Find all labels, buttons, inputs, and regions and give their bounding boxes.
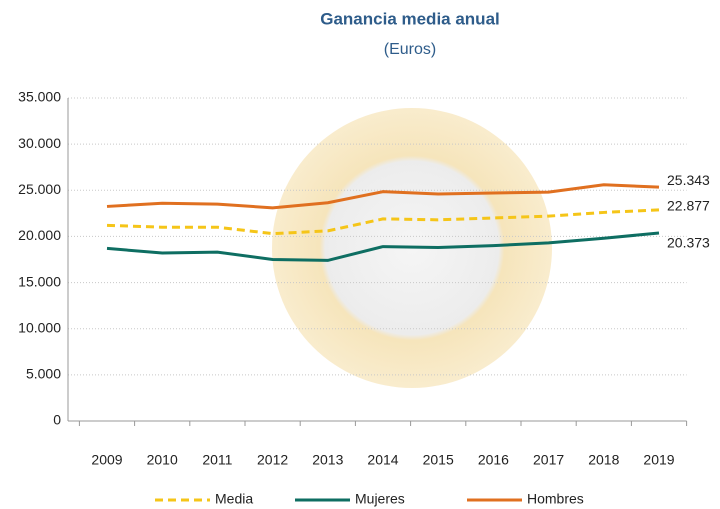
- legend-label: Media: [215, 491, 253, 507]
- legend-label: Mujeres: [355, 491, 405, 507]
- x-tick-label: 2015: [423, 452, 454, 468]
- y-tick-label: 20.000: [18, 227, 61, 243]
- chart-subtitle: (Euros): [384, 41, 436, 58]
- series-line: [106, 208, 660, 236]
- x-tick-label: 2016: [478, 452, 509, 468]
- value-label: 25.343: [667, 172, 710, 188]
- y-tick-label: 30.000: [18, 135, 61, 151]
- x-tick-label: 2011: [202, 452, 232, 468]
- y-tick-label: 35.000: [18, 89, 61, 105]
- y-tick-label: 25.000: [18, 181, 61, 197]
- x-tick-label: 2013: [312, 452, 343, 468]
- value-label: 22.877: [667, 198, 710, 214]
- x-tick-label: 2012: [257, 452, 288, 468]
- y-tick-label: 0: [53, 412, 61, 428]
- y-tick-label: 10.000: [18, 319, 61, 335]
- legend-label: Hombres: [527, 491, 584, 507]
- x-tick-label: 2017: [533, 452, 564, 468]
- x-tick-label: 2018: [588, 452, 619, 468]
- chart-title: Ganancia media anual: [320, 9, 500, 28]
- x-tick-label: 2010: [147, 452, 178, 468]
- value-label: 20.373: [667, 235, 710, 251]
- x-tick-label: 2014: [367, 452, 398, 468]
- y-tick-label: 5.000: [26, 366, 61, 382]
- series-line: [106, 231, 660, 262]
- y-tick-label: 15.000: [18, 273, 61, 289]
- series-line: [106, 183, 660, 210]
- x-tick-label: 2009: [91, 452, 122, 468]
- x-tick-label: 2019: [643, 452, 674, 468]
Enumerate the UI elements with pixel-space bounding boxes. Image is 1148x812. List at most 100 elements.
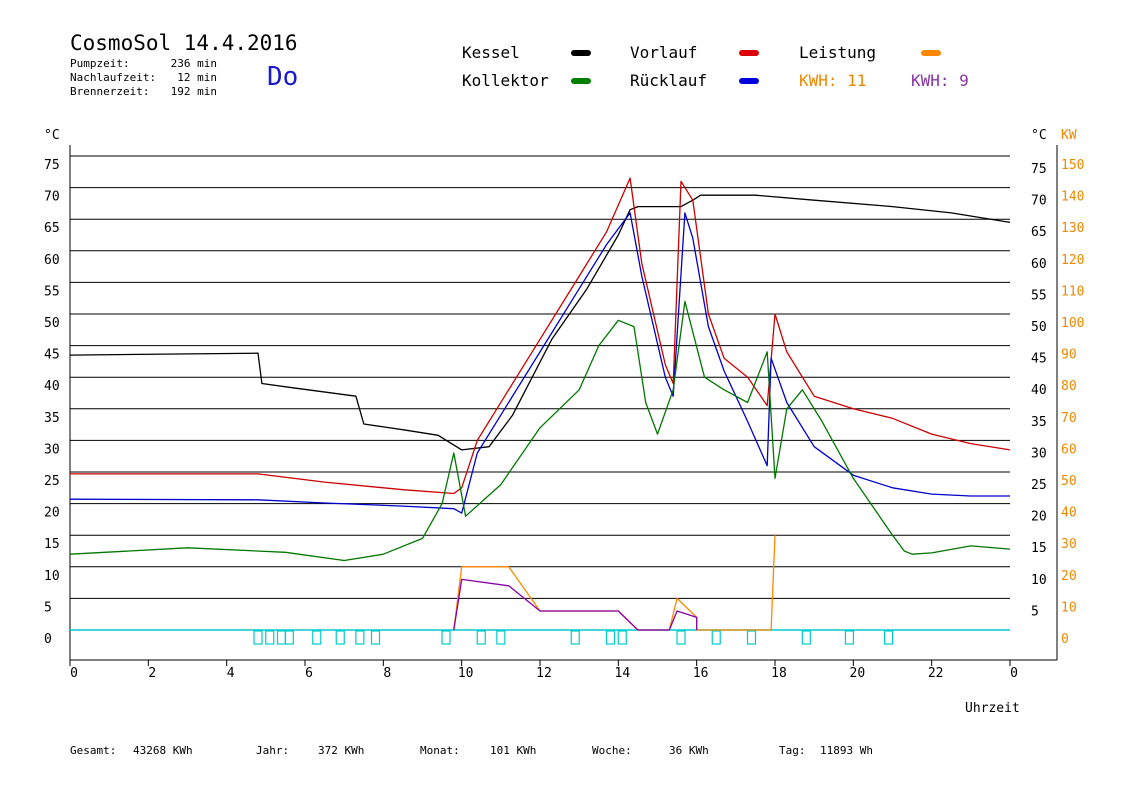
y-tick-label: 15 — [44, 537, 60, 552]
y-axis-unit-left: °C — [44, 128, 60, 143]
y-right-tick-label: 75 — [1031, 162, 1047, 177]
footer-monat-label: Monat: — [420, 744, 460, 757]
series-kessel — [69, 194, 1011, 451]
pump-marker — [441, 630, 451, 645]
y-tick-label: 50 — [44, 316, 60, 331]
pump-marker — [276, 630, 287, 645]
legend-kollektor-swatch — [571, 78, 591, 84]
pump-marker — [284, 630, 294, 645]
stat-nachlaufzeit-value: 12 min — [177, 71, 217, 84]
footer-gesamt-value: 43268 KWh — [133, 744, 193, 757]
x-tick-label: 10 — [458, 666, 474, 681]
pump-marker — [676, 630, 686, 645]
pump-marker — [746, 630, 757, 645]
y-power-tick-label: 110 — [1061, 284, 1084, 299]
kwh-orange-value: KWH: 11 — [799, 71, 867, 90]
pump-marker — [312, 630, 322, 645]
y-tick-label: 35 — [44, 411, 60, 426]
legend-kessel-swatch — [571, 50, 591, 56]
y-right-tick-label: 60 — [1031, 257, 1047, 272]
y-right-tick-label: 35 — [1031, 415, 1047, 430]
y-axis-unit-right: °C — [1031, 128, 1047, 143]
pump-marker — [883, 630, 894, 645]
footer-gesamt-label: Gesamt: — [70, 744, 117, 757]
x-axis-title: Uhrzeit — [965, 701, 1020, 716]
legend-vorlauf-label: Vorlauf — [630, 43, 698, 62]
y-power-tick-label: 30 — [1061, 537, 1077, 552]
footer-tag-value: 11893 Wh — [820, 744, 873, 757]
x-tick-label: 22 — [928, 666, 944, 681]
y-right-tick-label: 15 — [1031, 541, 1047, 556]
y-power-tick-label: 40 — [1061, 506, 1077, 521]
y-right-tick-label: 45 — [1031, 352, 1047, 367]
y-right-tick-label: 40 — [1031, 383, 1047, 398]
x-tick-label: 0 — [70, 666, 78, 681]
y-power-tick-label: 10 — [1061, 600, 1077, 615]
series-kollektor — [69, 300, 1011, 562]
legend-kollektor-label: Kollektor — [462, 71, 549, 90]
stat-brennerzeit-value: 192 min — [170, 85, 217, 98]
legend-leistung-swatch — [921, 50, 941, 56]
y-power-tick-label: 90 — [1061, 348, 1077, 363]
y-tick-label: 70 — [44, 190, 60, 205]
y-tick-label: 60 — [44, 253, 60, 268]
legend-ruecklauf-swatch — [739, 78, 759, 84]
footer-woche-label: Woche: — [592, 744, 632, 757]
y-right-tick-label: 30 — [1031, 446, 1047, 461]
y-power-tick-label: 20 — [1061, 569, 1077, 584]
pump-marker — [711, 630, 721, 645]
pump-marker — [355, 630, 365, 645]
y-right-tick-label: 55 — [1031, 288, 1047, 303]
y-tick-label: 40 — [44, 379, 60, 394]
y-right-tick-label: 65 — [1031, 225, 1047, 240]
stat-nachlaufzeit-label: Nachlaufzeit: — [70, 71, 157, 84]
y-tick-label: 25 — [44, 474, 60, 489]
footer-woche-value: 36 KWh — [669, 744, 709, 757]
y-tick-label: 55 — [44, 284, 60, 299]
y-power-tick-label: 140 — [1061, 190, 1084, 205]
stat-pumpzeit-label: Pumpzeit: — [70, 57, 130, 70]
footer-tag-label: Tag: — [779, 744, 806, 757]
footer-jahr-label: Jahr: — [256, 744, 290, 757]
chart-title: CosmoSol 14.4.2016 — [70, 31, 298, 55]
y-tick-label: 5 — [44, 600, 52, 615]
pump-marker — [844, 630, 855, 645]
x-tick-label: 2 — [148, 666, 156, 681]
stat-brennerzeit-label: Brennerzeit: — [70, 85, 150, 98]
pump-marker — [265, 630, 275, 645]
y-tick-label: 75 — [44, 158, 60, 173]
y-power-tick-label: 70 — [1061, 411, 1077, 426]
y-tick-label: 30 — [44, 442, 60, 457]
pump-marker — [476, 630, 486, 645]
x-tick-label: 20 — [850, 666, 866, 681]
footer-jahr-value: 372 KWh — [318, 744, 365, 757]
pump-marker — [605, 630, 616, 645]
x-tick-label: 12 — [536, 666, 552, 681]
stat-pumpzeit-value: 236 min — [170, 57, 217, 70]
weekday-label: Do — [267, 62, 299, 92]
pump-marker — [335, 630, 345, 645]
y-axis-unit-power: KW — [1061, 128, 1077, 143]
x-tick-label: 8 — [383, 666, 391, 681]
y-right-tick-label: 20 — [1031, 510, 1047, 525]
y-power-tick-label: 150 — [1061, 158, 1084, 173]
pump-marker — [617, 630, 627, 645]
pump-marker — [496, 630, 506, 645]
y-tick-label: 10 — [44, 569, 60, 584]
pump-marker — [570, 630, 580, 645]
y-power-tick-label: 120 — [1061, 253, 1084, 268]
x-tick-label: 4 — [227, 666, 235, 681]
x-tick-label: 0 — [1010, 666, 1018, 681]
y-power-tick-label: 50 — [1061, 474, 1077, 489]
series-leistung — [453, 535, 776, 631]
y-power-tick-label: 130 — [1061, 221, 1084, 236]
pump-marker — [253, 630, 263, 645]
y-tick-label: 0 — [44, 632, 52, 647]
legend-ruecklauf-label: Rücklauf — [630, 71, 708, 90]
pump-marker — [370, 630, 381, 645]
y-power-tick-label: 80 — [1061, 379, 1077, 394]
x-tick-label: 6 — [305, 666, 313, 681]
series-leistung2 — [453, 578, 698, 631]
y-right-tick-label: 70 — [1031, 194, 1047, 209]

**CEL ĆWICZENIA:** Przepisz wiersze wszystkich rekordów, zamieniając „pump-marker” na „pump-indicator” i pozostawiając resztę bez zmian. Obrazów nie umieszczaj w odpowiedzi.

**ODPOWIEDŹ:**
Find all labels, buttons, inputs, and regions and give their bounding boxes.
- legend-label: Media: [215, 491, 253, 507]
- legend-label: Mujeres: [355, 491, 405, 507]
- x-tick-label: 2015: [423, 452, 454, 468]
- y-tick-label: 20.000: [18, 227, 61, 243]
- chart-subtitle: (Euros): [384, 41, 436, 58]
- series-line: [106, 208, 660, 236]
- x-tick-label: 2016: [478, 452, 509, 468]
- value-label: 25.343: [667, 172, 710, 188]
- y-tick-label: 30.000: [18, 135, 61, 151]
- x-tick-label: 2011: [202, 452, 232, 468]
- y-tick-label: 35.000: [18, 89, 61, 105]
- y-tick-label: 25.000: [18, 181, 61, 197]
- x-tick-label: 2013: [312, 452, 343, 468]
- value-label: 22.877: [667, 198, 710, 214]
- x-tick-label: 2012: [257, 452, 288, 468]
- y-tick-label: 0: [53, 412, 61, 428]
- y-tick-label: 10.000: [18, 319, 61, 335]
- legend-label: Hombres: [527, 491, 584, 507]
- x-tick-label: 2017: [533, 452, 564, 468]
- x-tick-label: 2018: [588, 452, 619, 468]
- chart-title: Ganancia media anual: [320, 9, 500, 28]
- x-tick-label: 2010: [147, 452, 178, 468]
- value-label: 20.373: [667, 235, 710, 251]
- x-tick-label: 2014: [367, 452, 398, 468]
- y-tick-label: 5.000: [26, 366, 61, 382]
- series-line: [106, 231, 660, 262]
- y-tick-label: 15.000: [18, 273, 61, 289]
- series-line: [106, 183, 660, 210]
- x-tick-label: 2009: [91, 452, 122, 468]
- x-tick-label: 2019: [643, 452, 674, 468]
Enumerate the UI elements with pixel-space bounding boxes. Image is 1148x812. List at most 100 elements.
y-tick-label: 15 — [44, 537, 60, 552]
y-axis-unit-left: °C — [44, 128, 60, 143]
y-right-tick-label: 75 — [1031, 162, 1047, 177]
footer-monat-label: Monat: — [420, 744, 460, 757]
series-kessel — [69, 194, 1011, 451]
pump-indicator — [441, 630, 451, 645]
y-tick-label: 50 — [44, 316, 60, 331]
pump-indicator — [276, 630, 287, 645]
legend-kollektor-swatch — [571, 78, 591, 84]
pump-indicator — [284, 630, 294, 645]
stat-nachlaufzeit-value: 12 min — [177, 71, 217, 84]
footer-gesamt-value: 43268 KWh — [133, 744, 193, 757]
x-tick-label: 10 — [458, 666, 474, 681]
pump-indicator — [676, 630, 686, 645]
pump-indicator — [746, 630, 757, 645]
y-power-tick-label: 110 — [1061, 284, 1084, 299]
kwh-orange-value: KWH: 11 — [799, 71, 867, 90]
pump-indicator — [312, 630, 322, 645]
y-tick-label: 35 — [44, 411, 60, 426]
legend-kessel-swatch — [571, 50, 591, 56]
y-right-tick-label: 60 — [1031, 257, 1047, 272]
y-right-tick-label: 35 — [1031, 415, 1047, 430]
y-axis-unit-right: °C — [1031, 128, 1047, 143]
pump-indicator — [883, 630, 894, 645]
footer-gesamt-label: Gesamt: — [70, 744, 117, 757]
x-axis-title: Uhrzeit — [965, 701, 1020, 716]
legend-vorlauf-label: Vorlauf — [630, 43, 698, 62]
y-power-tick-label: 30 — [1061, 537, 1077, 552]
footer-tag-value: 11893 Wh — [820, 744, 873, 757]
x-tick-label: 22 — [928, 666, 944, 681]
y-right-tick-label: 15 — [1031, 541, 1047, 556]
y-power-tick-label: 40 — [1061, 506, 1077, 521]
y-right-tick-label: 45 — [1031, 352, 1047, 367]
y-right-tick-label: 40 — [1031, 383, 1047, 398]
x-tick-label: 0 — [70, 666, 78, 681]
y-power-tick-label: 10 — [1061, 600, 1077, 615]
series-kollektor — [69, 300, 1011, 562]
legend-kollektor-label: Kollektor — [462, 71, 549, 90]
stat-brennerzeit-value: 192 min — [170, 85, 217, 98]
legend-leistung-swatch — [921, 50, 941, 56]
y-power-tick-label: 90 — [1061, 348, 1077, 363]
y-tick-label: 70 — [44, 190, 60, 205]
y-tick-label: 60 — [44, 253, 60, 268]
legend-ruecklauf-swatch — [739, 78, 759, 84]
footer-woche-label: Woche: — [592, 744, 632, 757]
y-right-tick-label: 30 — [1031, 446, 1047, 461]
y-power-tick-label: 20 — [1061, 569, 1077, 584]
pump-indicator — [711, 630, 721, 645]
pump-indicator — [355, 630, 365, 645]
y-right-tick-label: 55 — [1031, 288, 1047, 303]
y-tick-label: 40 — [44, 379, 60, 394]
y-right-tick-label: 65 — [1031, 225, 1047, 240]
stat-nachlaufzeit-label: Nachlaufzeit: — [70, 71, 157, 84]
y-tick-label: 25 — [44, 474, 60, 489]
footer-woche-value: 36 KWh — [669, 744, 709, 757]
y-tick-label: 55 — [44, 284, 60, 299]
y-power-tick-label: 140 — [1061, 190, 1084, 205]
stat-pumpzeit-label: Pumpzeit: — [70, 57, 130, 70]
footer-tag-label: Tag: — [779, 744, 806, 757]
footer-jahr-label: Jahr: — [256, 744, 290, 757]
chart-title: CosmoSol 14.4.2016 — [70, 31, 298, 55]
y-tick-label: 5 — [44, 600, 52, 615]
pump-indicator — [844, 630, 855, 645]
x-tick-label: 2 — [148, 666, 156, 681]
stat-brennerzeit-label: Brennerzeit: — [70, 85, 150, 98]
pump-indicator — [265, 630, 275, 645]
y-tick-label: 75 — [44, 158, 60, 173]
y-power-tick-label: 70 — [1061, 411, 1077, 426]
y-tick-label: 30 — [44, 442, 60, 457]
pump-indicator — [476, 630, 486, 645]
x-tick-label: 20 — [850, 666, 866, 681]
footer-jahr-value: 372 KWh — [318, 744, 365, 757]
pump-indicator — [605, 630, 616, 645]
x-tick-label: 12 — [536, 666, 552, 681]
stat-pumpzeit-value: 236 min — [170, 57, 217, 70]
weekday-label: Do — [267, 62, 299, 92]
pump-indicator — [335, 630, 345, 645]
y-axis-unit-power: KW — [1061, 128, 1077, 143]
x-tick-label: 8 — [383, 666, 391, 681]
y-right-tick-label: 20 — [1031, 510, 1047, 525]
y-power-tick-label: 150 — [1061, 158, 1084, 173]
pump-indicator — [617, 630, 627, 645]
pump-indicator — [496, 630, 506, 645]
y-tick-label: 10 — [44, 569, 60, 584]
pump-indicator — [570, 630, 580, 645]
y-power-tick-label: 120 — [1061, 253, 1084, 268]
x-tick-label: 4 — [227, 666, 235, 681]
x-tick-label: 0 — [1010, 666, 1018, 681]
y-power-tick-label: 50 — [1061, 474, 1077, 489]
series-leistung — [453, 535, 776, 631]
y-power-tick-label: 130 — [1061, 221, 1084, 236]
pump-indicator — [253, 630, 263, 645]
y-tick-label: 0 — [44, 632, 52, 647]
legend-ruecklauf-label: Rücklauf — [630, 71, 708, 90]
pump-indicator — [370, 630, 381, 645]
y-power-tick-label: 80 — [1061, 379, 1077, 394]
x-tick-label: 6 — [305, 666, 313, 681]
series-leistung2 — [453, 578, 698, 631]
y-right-tick-label: 70 — [1031, 194, 1047, 209]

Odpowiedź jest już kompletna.